#### Request:
In the listing that follows, count every line with the word "instead" in it and write only the total.

[Collected data]

— begin —

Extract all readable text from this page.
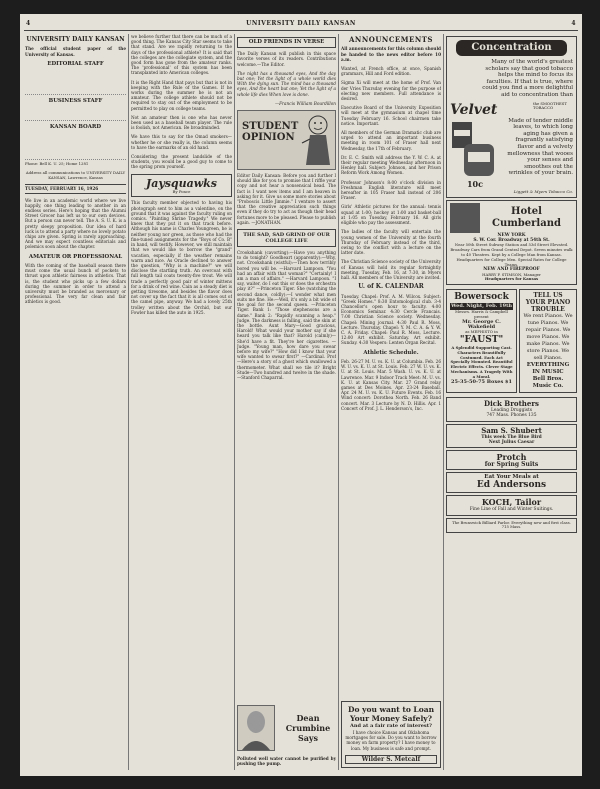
4	UNIVERSITY DAILY KANSAN	4
UNIVERSITY DAILY KANSAN

The official student paper of the University of Kansas.

EDITORIAL STAFF
BUSINESS STAFF
KANSAN BOARD

Phone: Bell K. U. 25; Home 1281

Address all communications to UNIVERSITY DAILY KANSAN, Lawrence, Kansas

TUESDAY, FEBRUARY 16, 1926

We live in an academic world where we live happily, one thing leading to another in an endless series. Here's hoping that the Alumni Street Grocer has left us to our own devices. But a person can never tell. The A. S. U. K. is a pretty sleepy proposition. Our idea of hard luck is to attend a party where no lovely potato chips are given. Spring is rarely approaching. And we may expect countless editorials and polemics soon about the chapter.

AMATEUR OR PROFESSIONAL

With the coming of the baseball season there must come the usual bunch of pockets to thrust upon athletic fairness in athletics. That is, the student who picks up a few dollars during the summer in order to attend a university must be branded as mercenary or professional. The very far clean and fair athletics is good.

we believe further that there can be much of a good thing. The Kansas City Star seems to take that stand. Are we rapidly returning to the days of the professional athlete? It is said that the colleges are the collegiate system, and the good form has gone from the amateur ranks. The 'professional' of this system has been transplanted into American colleges.

It is the Right Hand that pays but that is not in keeping with the Rule of the Games. If he works during the summer he is not an amateur. The college athlete should not be required to stay out of the employment to be permitted to play on college teams.

Not an amateur then is one who has never been used as a baseball team player. The rule is foolish, not American. Be broadminded.

We have this to say for the Omad smokers—whether he or she really is, the column seems to have the earmarks of an old hand.

Considering the present landslide of the students, you would be a good guy to come to the spring prom yourself.

Jaysquawks
By Ponce

This faculty member objected to having his photograph sent to him as a valentine, on the ground that it was against the faculty ruling on comics. "Painting Shrine Tragedy." We never knew that they put it on that track before. Although his name is Charles Youngreen, he is neither young nor green, as those who had the fine-tuned assignments for the "Boys of Co. B" in hand, will testify. However, we still maintain that we would like to borrow the "grand" vacation, especially if the weather remains warm and nice. As Oracle declined to answer the question, "Why is a machine?" we will disclose the startling truth. An overcoat with full length tail coats twenty-five trout. We will trade a perfectly good pair of winter mittens for a drink of red wine. Cain as a steady diet is getting tiresome, and besides the flavor does not cover up the fact that it is all comes out of the camel pipe, anyway. We had a lovely 25th trolley written about the Orchid, but our Fowler has killed the auto in 1925.

OLD FRIENDS IN VERSE

The Daily Kansan will publish in this space favorite verses of its readers. Contributions welcome.—The Editor.

The night has a thousand eyes, And the day but one; Yet the light of a whole world dies With the dying sun. The mind has a thousand eyes, And the heart but one; Yet the light of a whole life dies When love is done.

—Francis William Bourdillon

STUDENT OPINION

Editor Daily Kansan: Before you and further I should like for you to promise that I riffle your copy and not hear a nonsensical head. The fact is I want new items and I am heaven in asking for it. Give us some more stories about "Proboscis Little Jimmie." I venture to assert that the creative appreciation such things even if they do try to act as though their head fortunes more to be pleased. Please to publish again. —JONATHAN.

THE SAD, SAD GRIND OF OUR COLLEGE LIFE

Crookshank (cavorting):—Have you anything to do tonight? Goodheart (apparently):—Why, not. Crookshank (wistful):—Then how terribly bored you will be. —Harvard Lampoon. "You had an affair with that woman?" "Certainly! I am a man of affairs." —Harvard Lampoon. "I say, waiter, do I eat this or does the orchestra play it?" —Princeton Tiger. She (watching the second dance, coldly):—I wonder what men suits me fine. He:—Well, it's only a bit wide of the goal for the second queen. —Princeton Tiger. Bank 1: "Those stephensons are a dame." Bank 2: "Rapidly scanning a heap." Judge. The darkness is falling, said the skin at the bottle. Aunt Mary—Good gracious, Harold! What would your mother say if she heard you talk like that? Harold (calmly)—She'd have a fit. They're her cigarettes. —Judge. "Young man, how dare you swear before my wife?" "How did I know that your wife wanted to swear first?" —Cardinal. Prof—Here's a story of a ghost which swallowed a thermometer. What shall we tile it? Bright Stude—Two hundred and twelve in the shade. —Stanford Chaparral.

Dean Crumbine Says

Polluted well water cannot be purified by pushing the pump.

ANNOUNCEMENTS

All announcements for this column should be handed to the news editor before 10 a.m.

Wanted, at French office, at once, Spanish grammars, Hill and Ford edition.

Sigma Xi will meet at the home of Prof. Van der Vries Thursday evening for the purpose of electing new members. Full attendance is desired.

Executive Board of the University Exposition will meet at the gymnasium at chapel time Tuesday February 16. School chairmen take notice. Important.

All members of the German Dramatic club are urged to attend an important business meeting in room 101 of Fraser hall next Wednesday, the 17th of February.

Dr. E. C. Smith will address the Y. W. C. A. at their regular meeting Wednesday afternoon in Henley hall. Subject: Johnson, and her Prison Reform Work Among Women.

Professor Johnson's 8:00 o'clock division in Freshman English literature will meet hereafter in 105 Fraser hall instead of 206 Fraser.

Girls' Athletic pictures for the annual: tennis squad at 1:00; hockey at 1:00 and basket-ball at 1:05 on Tuesday, February 16. All girls eligible who pay the assessment.

The ladies of the faculty will entertain the young women of the University at the fourth Thursday of February instead of the third, owing to the conflict with a lecture on the latter date.

The Christian Science society of the University of Kansas will hold its regular fortnightly meeting, Tuesday, Feb. 16, at 7:30, in Myers hall. All members of the University are invited.

U. of K. CALENDAR

Tuesday. Chapel: Prof. A. M. Wilcox. Subject: "Greek Homes." 8:30 Entomological club. 3-4 Chancellor's open hour to faculty. 4:00 Economics Seminar. 4:30 Cercle Francais. 7:00 Christian Science society. Wednesday. Chapel: Mining journal. 4:30 Paul R. Moss, Lecture. Thursday. Chapel: Y. M. C. A. & Y. W. C. A. Friday. Chapel: Paul R. Moss, Lecture. 12:00 Art exhibit. Saturday. Art exhibit. Sunday. 4:30 Vespers: Lenten Organ Recital.

Athletic Schedule.

Feb. 26-27 M. U. vs. K. U. at Columbia. Feb. 26 W. U. vs. K. U. at St. Louis. Feb. 27 W. U. vs. K. U. at St. Louis. Mar. 5 Wash. U. vs. K. U. at Lawrence. Mar. 9 Indoor Track Meet: M. U. vs. K. U. at Kansas City. Mar. 27 Grand relay games at Des Moines. Apr. 23-24 Baseball. Apr. 24 M. U. vs. K. U. Future Events. Feb. 16 Wind concert: Dorothea North. Feb. 26 Band concert. Mar. 3 Lecture by N. D. Hillis. Apr. 1 Concert of Prof. J. L. Henderson's, Inc.

Do you want to Loan Your Money Safely?
And at a fair rate of interest?

I have choice Kansas and Oklahoma mortgages for sale. Do you want to borrow money on farm property? I have money to loan. My business is safe and prompt.

Wilder S. Metcalf
Concentration
Many of the world's greatest scholars say that good tobacco helps the mind to focus its faculties. If that is true, where could you find a more delightful aid to concentration than
Velvet	the SMOOTHEST TOBACCO
10c
Made of tender middle leaves, to which long aging has given a fragrantly satisfying flavor and a velvety mellowness that wooes your senses and smoothes out the wrinkles of your brain.
Liggett & Myers Tobacco Co.
Hotel Cumberland
NEW YORK
S. W. Cor. Broadway at 54th St.
Near 50th Street Subway Station and 53d Street Elevated. Broadway Cars from Grand Central Depot. Seven minutes walk to 40 Theatres. Kept by a College Man from Kansas. Headquarters for College Men. Special Rates for College Teams.
NEW AND FIREPROOF
HARRY P. STIMSON, Manager
Headquarters for Kansas
Bowersock
Wed. Night, Feb. 19th
Messrs. Harris & Campbell present
Mr. George C. Wakefield
as MEPHISTO in
"FAUST"
A Splendid Supporting Cast. Characters Beautifully Costumed. Each Act Specially Mounted. Beautiful Electric Effects. Clever Stage Mechanisms. A Tragedy With a Moral.
25-35-50-75 Boxes $1
TELL US YOUR PIANO TROUBLE
We rent Pianos. We tune Pianos. We repair Pianos. We move Pianos. We make Pianos. We store Pianos. We sell Pianos.
EVERYTHING IN MUSIC
Bell Bros. Music Co.
Dick Brothers
Leading Druggists
747 Mass. Phones 135
Sam S. Shubert
This week The Blue Bird
Next Julius Caesar
Protch
for Spring Suits
Eat Your Meals at
Ed Andersons
KOCH, Tailor
Fine Line of Fall and Winter Suitings.
The Brunswick Billiard Parlor. Everything new and first class. 715 Mass.
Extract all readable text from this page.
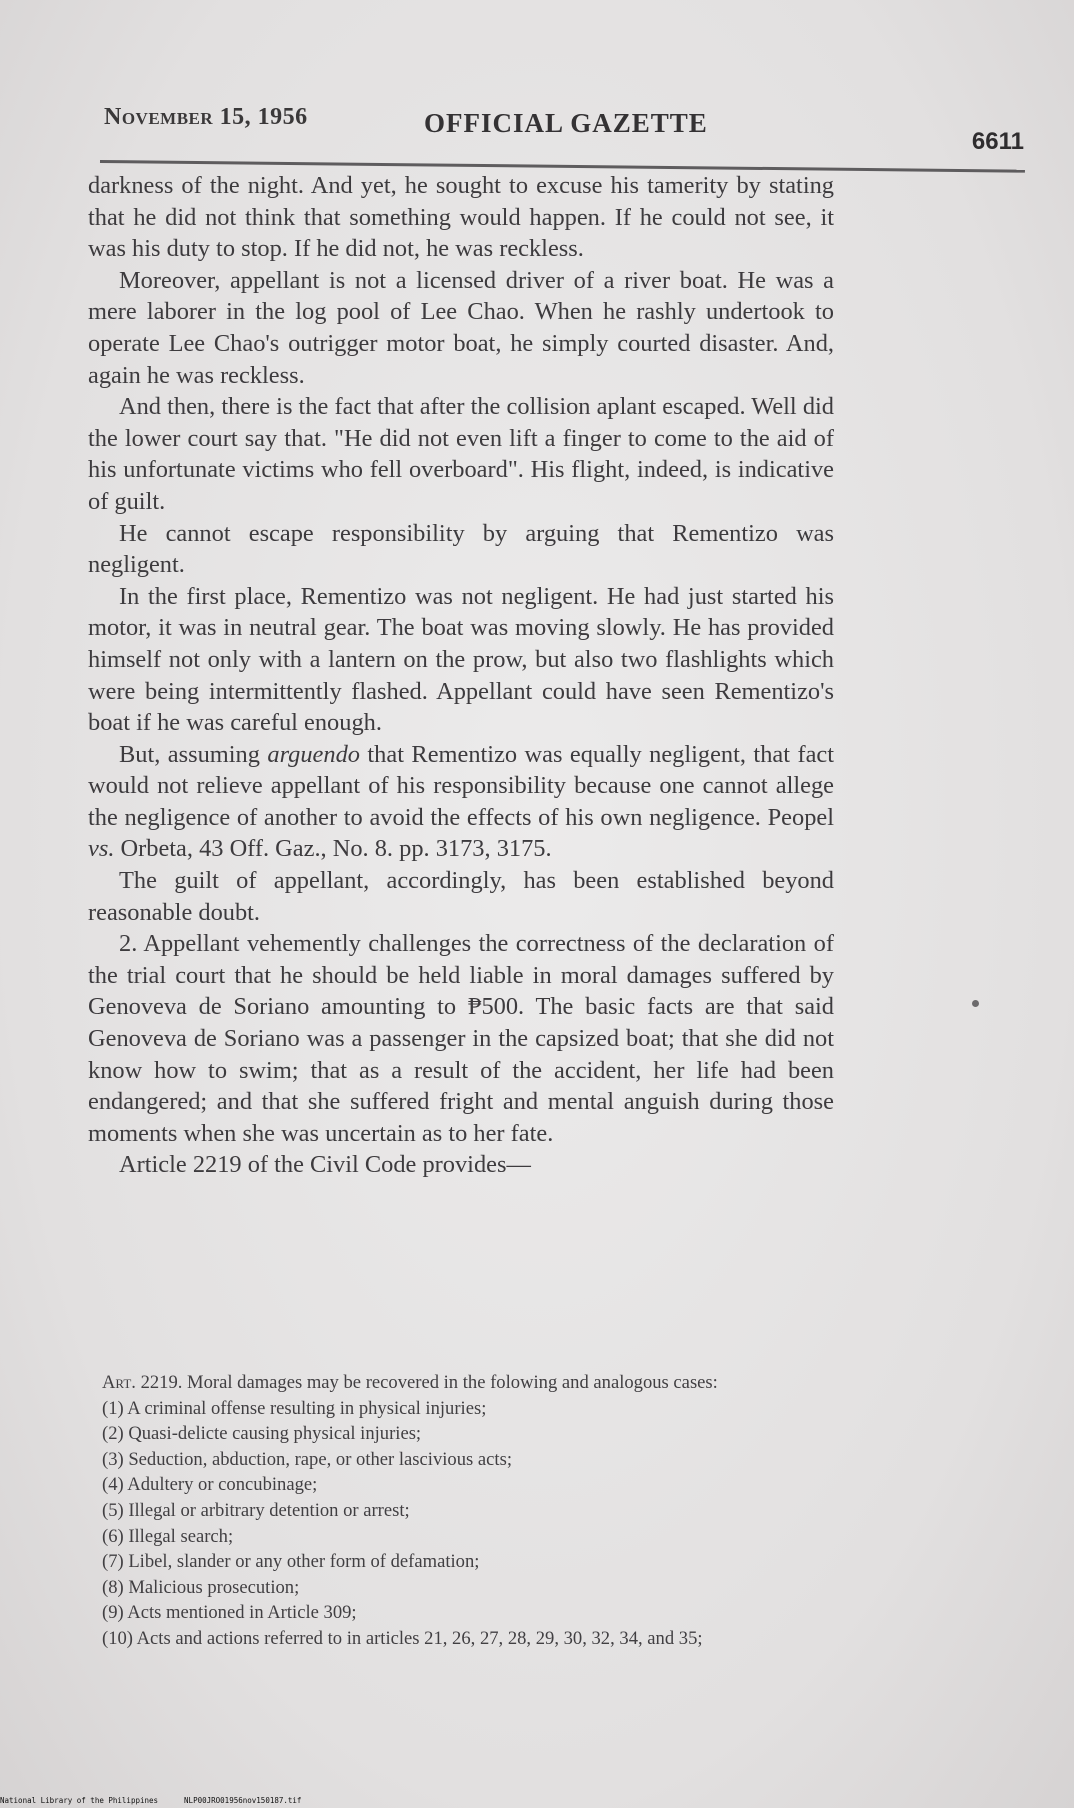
November 15, 1956	OFFICIAL GAZETTE
6611

darkness of the night. And yet, he sought to excuse his tamerity by stating that he did not think that something would happen. If he could not see, it was his duty to stop. If he did not, he was reckless.

Moreover, appellant is not a licensed driver of a river boat. He was a mere laborer in the log pool of Lee Chao. When he rashly undertook to operate Lee Chao's outrigger motor boat, he simply courted disaster. And, again he was reckless.

And then, there is the fact that after the collision aplant escaped. Well did the lower court say that. "He did not even lift a finger to come to the aid of his unfortunate victims who fell overboard". His flight, indeed, is indicative of guilt.

He cannot escape responsibility by arguing that Rementizo was negligent.

In the first place, Rementizo was not negligent. He had just started his motor, it was in neutral gear. The boat was moving slowly. He has provided himself not only with a lantern on the prow, but also two flashlights which were being intermittently flashed. Appellant could have seen Rementizo's boat if he was careful enough.

But, assuming arguendo that Rementizo was equally negligent, that fact would not relieve appellant of his responsibility because one cannot allege the negligence of another to avoid the effects of his own negligence. Peopel vs. Orbeta, 43 Off. Gaz., No. 8. pp. 3173, 3175.

The guilt of appellant, accordingly, has been established beyond reasonable doubt.

2. Appellant vehemently challenges the correctness of the declaration of the trial court that he should be held liable in moral damages suffered by Genoveva de Soriano amounting to ₱500. The basic facts are that said Genoveva de Soriano was a passenger in the capsized boat; that she did not know how to swim; that as a result of the accident, her life had been endangered; and that she suffered fright and mental anguish during those moments when she was uncertain as to her fate.

Article 2219 of the Civil Code provides—

Art. 2219. Moral damages may be recovered in the folowing and analogous cases:

(1) A criminal offense resulting in physical injuries;
(2) Quasi-delicte causing physical injuries;
(3) Seduction, abduction, rape, or other lascivious acts;
(4) Adultery or concubinage;
(5) Illegal or arbitrary detention or arrest;
(6) Illegal search;
(7) Libel, slander or any other form of defamation;
(8) Malicious prosecution;
(9) Acts mentioned in Article 309;

(10) Acts and actions referred to in articles 21, 26, 27, 28, 29, 30, 32, 34, and 35;

National Library of the Philippines	NLP00JRO01956nov150187.tif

— end —

#### Output for this exercise:
2